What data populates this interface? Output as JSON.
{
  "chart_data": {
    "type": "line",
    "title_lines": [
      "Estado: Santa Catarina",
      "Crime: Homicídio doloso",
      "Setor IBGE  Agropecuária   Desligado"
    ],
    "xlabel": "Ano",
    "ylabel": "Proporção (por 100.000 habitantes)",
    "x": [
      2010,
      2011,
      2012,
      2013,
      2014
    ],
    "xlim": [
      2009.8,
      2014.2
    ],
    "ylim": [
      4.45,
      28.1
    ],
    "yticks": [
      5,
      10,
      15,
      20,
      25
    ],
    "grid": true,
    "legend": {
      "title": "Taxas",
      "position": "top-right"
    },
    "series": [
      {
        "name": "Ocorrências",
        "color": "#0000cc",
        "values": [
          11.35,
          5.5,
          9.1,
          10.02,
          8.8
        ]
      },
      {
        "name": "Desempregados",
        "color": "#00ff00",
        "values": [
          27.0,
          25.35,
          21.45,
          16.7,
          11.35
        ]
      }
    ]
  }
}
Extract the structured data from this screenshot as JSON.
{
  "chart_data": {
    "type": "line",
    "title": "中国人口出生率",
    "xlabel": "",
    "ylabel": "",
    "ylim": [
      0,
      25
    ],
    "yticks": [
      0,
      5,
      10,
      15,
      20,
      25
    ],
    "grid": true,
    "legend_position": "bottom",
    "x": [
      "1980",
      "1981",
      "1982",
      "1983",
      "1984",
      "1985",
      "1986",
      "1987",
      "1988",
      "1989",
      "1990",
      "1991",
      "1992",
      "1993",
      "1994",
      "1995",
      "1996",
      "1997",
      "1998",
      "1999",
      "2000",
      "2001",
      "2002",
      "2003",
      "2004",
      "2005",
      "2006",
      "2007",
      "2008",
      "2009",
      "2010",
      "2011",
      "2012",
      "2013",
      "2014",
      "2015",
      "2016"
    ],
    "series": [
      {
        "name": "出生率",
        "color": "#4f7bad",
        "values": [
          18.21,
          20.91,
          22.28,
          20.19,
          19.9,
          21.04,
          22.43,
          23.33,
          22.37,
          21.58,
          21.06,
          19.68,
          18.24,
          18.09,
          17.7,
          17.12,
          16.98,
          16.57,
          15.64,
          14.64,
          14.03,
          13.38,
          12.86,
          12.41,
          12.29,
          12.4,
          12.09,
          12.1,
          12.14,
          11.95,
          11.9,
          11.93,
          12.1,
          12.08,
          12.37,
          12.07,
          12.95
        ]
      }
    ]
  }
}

---------------

● **EXERCISE INSTRUCTIONS**
Each line of the listing should be echoed back exactly.

● **OUTPUT BELOW**
What data populates this interface? Output as JSON.
{
  "chart_data": {
    "type": "line",
    "title_lines": [
      "Estado: Santa Catarina",
      "Crime: Homicídio doloso",
      "Setor IBGE  Agropecuária   Desligado"
    ],
    "xlabel": "Ano",
    "ylabel": "Proporção (por 100.000 habitantes)",
    "x": [
      2010,
      2011,
      2012,
      2013,
      2014
    ],
    "xlim": [
      2009.8,
      2014.2
    ],
    "ylim": [
      4.45,
      28.1
    ],
    "yticks": [
      5,
      10,
      15,
      20,
      25
    ],
    "grid": true,
    "legend": {
      "title": "Taxas",
      "position": "top-right"
    },
    "series": [
      {
        "name": "Ocorrências",
        "color": "#0000cc",
        "values": [
          11.35,
          5.5,
          9.1,
          10.02,
          8.8
        ]
      },
      {
        "name": "Desempregados",
        "color": "#00ff00",
        "values": [
          27.0,
          25.35,
          21.45,
          16.7,
          11.35
        ]
      }
    ]
  }
}
Extract the structured data from this screenshot as JSON.
{
  "chart_data": {
    "type": "line",
    "title": "中国人口出生率",
    "xlabel": "",
    "ylabel": "",
    "ylim": [
      0,
      25
    ],
    "yticks": [
      0,
      5,
      10,
      15,
      20,
      25
    ],
    "grid": true,
    "legend_position": "bottom",
    "x": [
      "1980",
      "1981",
      "1982",
      "1983",
      "1984",
      "1985",
      "1986",
      "1987",
      "1988",
      "1989",
      "1990",
      "1991",
      "1992",
      "1993",
      "1994",
      "1995",
      "1996",
      "1997",
      "1998",
      "1999",
      "2000",
      "2001",
      "2002",
      "2003",
      "2004",
      "2005",
      "2006",
      "2007",
      "2008",
      "2009",
      "2010",
      "2011",
      "2012",
      "2013",
      "2014",
      "2015",
      "2016"
    ],
    "series": [
      {
        "name": "出生率",
        "color": "#4f7bad",
        "values": [
          18.21,
          20.91,
          22.28,
          20.19,
          19.9,
          21.04,
          22.43,
          23.33,
          22.37,
          21.58,
          21.06,
          19.68,
          18.24,
          18.09,
          17.7,
          17.12,
          16.98,
          16.57,
          15.64,
          14.64,
          14.03,
          13.38,
          12.86,
          12.41,
          12.29,
          12.4,
          12.09,
          12.1,
          12.14,
          11.95,
          11.9,
          11.93,
          12.1,
          12.08,
          12.37,
          12.07,
          12.95
        ]
      }
    ]
  }
}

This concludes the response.